■ RECORDS FOR THIS EXERCISE ■
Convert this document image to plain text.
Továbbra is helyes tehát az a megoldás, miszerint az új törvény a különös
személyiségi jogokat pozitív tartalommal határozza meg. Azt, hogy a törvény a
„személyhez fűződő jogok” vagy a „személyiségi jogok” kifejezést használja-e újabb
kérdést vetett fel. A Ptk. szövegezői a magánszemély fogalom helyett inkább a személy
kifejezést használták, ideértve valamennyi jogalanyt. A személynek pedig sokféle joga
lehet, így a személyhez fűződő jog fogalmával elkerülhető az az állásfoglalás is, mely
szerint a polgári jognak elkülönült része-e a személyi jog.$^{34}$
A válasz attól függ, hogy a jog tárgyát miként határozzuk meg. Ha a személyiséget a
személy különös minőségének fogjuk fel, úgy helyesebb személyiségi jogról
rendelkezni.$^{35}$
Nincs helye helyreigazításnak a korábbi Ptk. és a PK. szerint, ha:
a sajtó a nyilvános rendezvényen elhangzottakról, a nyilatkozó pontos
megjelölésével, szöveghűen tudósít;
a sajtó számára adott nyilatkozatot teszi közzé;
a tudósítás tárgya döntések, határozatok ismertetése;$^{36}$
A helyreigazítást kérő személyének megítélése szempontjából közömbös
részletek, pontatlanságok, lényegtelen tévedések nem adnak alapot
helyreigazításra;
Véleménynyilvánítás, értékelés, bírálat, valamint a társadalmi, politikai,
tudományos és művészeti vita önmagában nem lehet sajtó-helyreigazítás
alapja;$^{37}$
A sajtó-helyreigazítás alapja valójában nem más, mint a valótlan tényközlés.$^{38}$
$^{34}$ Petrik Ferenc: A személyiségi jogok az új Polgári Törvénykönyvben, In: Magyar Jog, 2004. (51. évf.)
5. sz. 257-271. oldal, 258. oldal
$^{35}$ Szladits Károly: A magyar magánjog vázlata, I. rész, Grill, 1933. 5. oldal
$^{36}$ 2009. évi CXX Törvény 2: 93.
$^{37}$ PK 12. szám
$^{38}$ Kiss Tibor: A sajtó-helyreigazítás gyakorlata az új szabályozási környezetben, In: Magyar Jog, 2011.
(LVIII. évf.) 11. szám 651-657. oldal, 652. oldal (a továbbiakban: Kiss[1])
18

* * *

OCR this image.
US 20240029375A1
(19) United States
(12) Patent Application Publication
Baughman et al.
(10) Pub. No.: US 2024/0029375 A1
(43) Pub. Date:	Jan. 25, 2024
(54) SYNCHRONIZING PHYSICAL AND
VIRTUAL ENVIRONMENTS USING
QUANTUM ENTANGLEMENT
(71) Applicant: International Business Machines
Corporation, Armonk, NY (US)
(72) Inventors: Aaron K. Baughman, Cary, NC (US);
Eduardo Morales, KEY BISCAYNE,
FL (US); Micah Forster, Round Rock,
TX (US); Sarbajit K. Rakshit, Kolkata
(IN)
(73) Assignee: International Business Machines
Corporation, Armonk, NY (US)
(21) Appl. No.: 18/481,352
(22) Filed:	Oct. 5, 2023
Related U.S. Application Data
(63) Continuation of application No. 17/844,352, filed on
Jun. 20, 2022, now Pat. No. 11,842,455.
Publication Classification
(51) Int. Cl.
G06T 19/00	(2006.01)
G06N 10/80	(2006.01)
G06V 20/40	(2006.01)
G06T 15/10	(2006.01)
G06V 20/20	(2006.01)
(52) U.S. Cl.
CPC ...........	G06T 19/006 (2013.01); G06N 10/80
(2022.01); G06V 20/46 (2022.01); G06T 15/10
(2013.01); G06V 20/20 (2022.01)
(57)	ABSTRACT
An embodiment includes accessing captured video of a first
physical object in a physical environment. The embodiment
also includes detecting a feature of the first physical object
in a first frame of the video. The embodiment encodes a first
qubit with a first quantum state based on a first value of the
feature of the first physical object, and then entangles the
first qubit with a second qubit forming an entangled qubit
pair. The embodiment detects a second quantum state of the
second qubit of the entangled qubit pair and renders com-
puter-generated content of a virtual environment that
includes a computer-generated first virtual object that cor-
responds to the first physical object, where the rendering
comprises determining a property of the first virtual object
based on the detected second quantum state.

==

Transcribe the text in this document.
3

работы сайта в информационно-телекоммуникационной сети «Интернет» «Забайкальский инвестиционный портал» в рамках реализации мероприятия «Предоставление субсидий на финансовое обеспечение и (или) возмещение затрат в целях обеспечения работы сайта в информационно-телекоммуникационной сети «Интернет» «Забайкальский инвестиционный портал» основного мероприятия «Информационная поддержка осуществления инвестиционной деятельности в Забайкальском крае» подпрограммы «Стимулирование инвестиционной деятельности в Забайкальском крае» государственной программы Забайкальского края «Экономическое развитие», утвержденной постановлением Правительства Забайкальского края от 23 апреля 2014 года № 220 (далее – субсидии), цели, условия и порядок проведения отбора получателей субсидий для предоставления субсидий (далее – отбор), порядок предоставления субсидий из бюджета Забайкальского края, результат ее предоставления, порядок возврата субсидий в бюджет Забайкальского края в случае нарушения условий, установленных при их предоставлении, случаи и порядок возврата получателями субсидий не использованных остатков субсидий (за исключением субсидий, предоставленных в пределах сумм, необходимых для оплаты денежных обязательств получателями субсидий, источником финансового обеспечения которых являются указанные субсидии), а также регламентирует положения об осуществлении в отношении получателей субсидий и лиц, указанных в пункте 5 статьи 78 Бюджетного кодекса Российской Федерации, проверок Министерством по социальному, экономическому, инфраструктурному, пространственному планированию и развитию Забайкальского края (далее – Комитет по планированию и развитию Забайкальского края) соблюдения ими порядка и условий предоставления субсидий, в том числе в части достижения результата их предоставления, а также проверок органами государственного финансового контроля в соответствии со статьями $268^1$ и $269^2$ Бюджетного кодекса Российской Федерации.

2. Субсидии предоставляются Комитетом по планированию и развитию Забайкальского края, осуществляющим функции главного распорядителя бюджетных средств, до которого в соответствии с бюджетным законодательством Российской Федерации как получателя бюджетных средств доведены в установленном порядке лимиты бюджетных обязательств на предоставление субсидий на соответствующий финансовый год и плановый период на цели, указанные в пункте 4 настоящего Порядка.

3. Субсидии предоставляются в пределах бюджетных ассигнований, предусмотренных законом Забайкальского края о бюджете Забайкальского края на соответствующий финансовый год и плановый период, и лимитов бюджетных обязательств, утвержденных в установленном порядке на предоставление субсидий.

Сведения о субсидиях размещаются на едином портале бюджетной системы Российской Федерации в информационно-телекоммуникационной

■ WHAT IS EXPECTED ■
Every line of the listing that holds "second" should be found and copied.

■ RESULT BELOW ■
first qubit with a second qubit forming an entangled qubit
pair. The embodiment detects a second quantum state of the
second qubit of the entangled qubit pair and renders com-
based on the detected second quantum state.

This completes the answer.